List all lines in the material below that contain "изображения".

Records excerpted from a collection →

## START

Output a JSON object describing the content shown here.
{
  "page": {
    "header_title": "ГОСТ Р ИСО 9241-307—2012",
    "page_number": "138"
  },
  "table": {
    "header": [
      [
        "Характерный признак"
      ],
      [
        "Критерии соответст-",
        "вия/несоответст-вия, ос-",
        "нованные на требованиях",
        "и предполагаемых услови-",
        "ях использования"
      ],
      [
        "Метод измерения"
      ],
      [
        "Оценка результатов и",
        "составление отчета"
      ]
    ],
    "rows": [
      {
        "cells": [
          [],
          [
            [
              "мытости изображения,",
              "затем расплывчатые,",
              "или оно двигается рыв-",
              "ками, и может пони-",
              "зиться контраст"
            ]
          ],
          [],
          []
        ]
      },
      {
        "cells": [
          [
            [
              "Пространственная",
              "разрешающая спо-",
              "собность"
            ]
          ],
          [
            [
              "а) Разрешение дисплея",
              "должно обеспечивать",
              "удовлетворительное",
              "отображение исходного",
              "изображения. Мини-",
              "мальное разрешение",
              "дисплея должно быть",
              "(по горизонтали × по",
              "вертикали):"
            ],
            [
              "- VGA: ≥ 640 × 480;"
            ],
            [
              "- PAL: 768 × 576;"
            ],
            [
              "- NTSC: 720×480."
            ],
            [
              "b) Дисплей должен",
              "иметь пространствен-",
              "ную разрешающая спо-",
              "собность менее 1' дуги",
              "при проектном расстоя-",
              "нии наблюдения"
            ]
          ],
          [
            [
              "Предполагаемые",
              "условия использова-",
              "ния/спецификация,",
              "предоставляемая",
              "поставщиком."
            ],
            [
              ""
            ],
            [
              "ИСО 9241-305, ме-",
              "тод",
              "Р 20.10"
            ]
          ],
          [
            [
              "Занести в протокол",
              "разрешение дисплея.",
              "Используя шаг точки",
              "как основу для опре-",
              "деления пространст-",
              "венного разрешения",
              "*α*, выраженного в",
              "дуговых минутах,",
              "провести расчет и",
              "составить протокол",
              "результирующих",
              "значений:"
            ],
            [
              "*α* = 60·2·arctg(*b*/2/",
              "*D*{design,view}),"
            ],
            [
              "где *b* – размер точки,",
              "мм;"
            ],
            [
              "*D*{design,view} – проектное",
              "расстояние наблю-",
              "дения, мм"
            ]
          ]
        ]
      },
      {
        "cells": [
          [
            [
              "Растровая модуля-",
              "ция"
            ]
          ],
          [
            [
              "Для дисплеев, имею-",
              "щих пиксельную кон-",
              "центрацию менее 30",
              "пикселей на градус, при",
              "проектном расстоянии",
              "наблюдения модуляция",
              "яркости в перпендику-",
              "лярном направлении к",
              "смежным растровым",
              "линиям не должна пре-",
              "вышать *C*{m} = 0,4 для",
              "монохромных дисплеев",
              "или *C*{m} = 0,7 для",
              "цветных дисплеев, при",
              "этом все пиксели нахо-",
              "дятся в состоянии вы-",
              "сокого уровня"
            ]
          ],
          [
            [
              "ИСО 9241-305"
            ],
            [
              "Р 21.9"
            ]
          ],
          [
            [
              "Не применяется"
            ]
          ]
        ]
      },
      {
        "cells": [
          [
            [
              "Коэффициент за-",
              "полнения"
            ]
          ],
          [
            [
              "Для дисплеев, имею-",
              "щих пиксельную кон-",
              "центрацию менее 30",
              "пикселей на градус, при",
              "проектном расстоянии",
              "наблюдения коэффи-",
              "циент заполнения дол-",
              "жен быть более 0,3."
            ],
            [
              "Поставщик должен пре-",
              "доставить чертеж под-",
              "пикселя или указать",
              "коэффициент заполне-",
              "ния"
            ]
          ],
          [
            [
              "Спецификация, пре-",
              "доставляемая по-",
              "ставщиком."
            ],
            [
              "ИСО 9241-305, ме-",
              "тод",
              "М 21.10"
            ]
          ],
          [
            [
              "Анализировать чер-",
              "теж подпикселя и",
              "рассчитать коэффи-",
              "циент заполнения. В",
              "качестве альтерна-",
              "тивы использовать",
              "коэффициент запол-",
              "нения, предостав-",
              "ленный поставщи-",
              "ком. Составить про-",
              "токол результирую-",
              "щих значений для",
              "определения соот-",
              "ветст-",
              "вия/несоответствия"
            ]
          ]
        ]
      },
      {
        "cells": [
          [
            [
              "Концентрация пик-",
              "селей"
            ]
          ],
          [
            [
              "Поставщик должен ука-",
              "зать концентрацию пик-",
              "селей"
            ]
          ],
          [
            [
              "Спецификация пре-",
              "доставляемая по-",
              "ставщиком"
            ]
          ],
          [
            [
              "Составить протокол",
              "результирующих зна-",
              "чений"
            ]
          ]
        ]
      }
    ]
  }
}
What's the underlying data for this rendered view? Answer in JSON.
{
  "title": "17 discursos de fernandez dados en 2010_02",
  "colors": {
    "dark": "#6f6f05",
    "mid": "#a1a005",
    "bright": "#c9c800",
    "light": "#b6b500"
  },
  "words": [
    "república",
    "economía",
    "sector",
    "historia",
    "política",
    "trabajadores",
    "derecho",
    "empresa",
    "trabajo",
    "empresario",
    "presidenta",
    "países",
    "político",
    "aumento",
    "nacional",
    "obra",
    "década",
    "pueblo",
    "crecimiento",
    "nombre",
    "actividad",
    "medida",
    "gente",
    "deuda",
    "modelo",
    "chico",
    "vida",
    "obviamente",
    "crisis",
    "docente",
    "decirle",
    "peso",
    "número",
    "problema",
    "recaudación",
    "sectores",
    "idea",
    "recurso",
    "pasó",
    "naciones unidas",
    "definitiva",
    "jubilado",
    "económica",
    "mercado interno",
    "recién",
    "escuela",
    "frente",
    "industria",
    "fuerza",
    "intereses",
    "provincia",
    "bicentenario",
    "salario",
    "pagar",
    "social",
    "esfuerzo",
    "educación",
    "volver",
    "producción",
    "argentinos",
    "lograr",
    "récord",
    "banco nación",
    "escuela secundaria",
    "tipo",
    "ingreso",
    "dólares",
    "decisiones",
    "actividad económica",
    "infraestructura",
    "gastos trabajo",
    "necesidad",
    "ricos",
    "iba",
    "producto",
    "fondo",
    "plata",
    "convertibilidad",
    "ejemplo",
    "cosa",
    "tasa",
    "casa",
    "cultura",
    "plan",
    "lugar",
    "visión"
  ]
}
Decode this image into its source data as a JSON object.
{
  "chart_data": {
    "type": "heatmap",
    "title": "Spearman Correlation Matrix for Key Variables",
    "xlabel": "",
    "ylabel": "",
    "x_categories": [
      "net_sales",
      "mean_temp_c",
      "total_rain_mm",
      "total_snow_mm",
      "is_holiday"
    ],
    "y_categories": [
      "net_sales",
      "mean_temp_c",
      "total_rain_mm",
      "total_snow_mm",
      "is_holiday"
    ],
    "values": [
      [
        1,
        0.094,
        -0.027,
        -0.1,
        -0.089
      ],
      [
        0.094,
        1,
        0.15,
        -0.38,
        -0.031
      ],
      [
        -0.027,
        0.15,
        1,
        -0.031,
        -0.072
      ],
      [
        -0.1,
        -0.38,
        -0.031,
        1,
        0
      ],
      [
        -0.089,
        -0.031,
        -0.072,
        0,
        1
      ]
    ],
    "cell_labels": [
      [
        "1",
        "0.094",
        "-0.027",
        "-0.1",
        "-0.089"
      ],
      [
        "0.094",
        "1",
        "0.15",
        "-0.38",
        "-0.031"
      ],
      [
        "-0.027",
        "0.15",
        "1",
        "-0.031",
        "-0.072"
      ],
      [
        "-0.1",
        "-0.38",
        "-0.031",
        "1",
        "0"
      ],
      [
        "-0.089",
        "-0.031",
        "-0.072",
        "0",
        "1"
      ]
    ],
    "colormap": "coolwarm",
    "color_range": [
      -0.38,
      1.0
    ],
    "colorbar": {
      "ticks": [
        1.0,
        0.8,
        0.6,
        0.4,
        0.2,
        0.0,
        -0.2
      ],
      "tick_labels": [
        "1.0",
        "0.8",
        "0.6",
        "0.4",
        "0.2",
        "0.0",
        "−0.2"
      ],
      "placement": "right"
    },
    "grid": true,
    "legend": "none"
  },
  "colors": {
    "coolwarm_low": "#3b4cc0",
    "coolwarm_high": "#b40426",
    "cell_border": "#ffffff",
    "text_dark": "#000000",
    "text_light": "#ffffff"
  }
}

## END

The completed task →
              "мытости изображения,",
              "изображения. Мини-",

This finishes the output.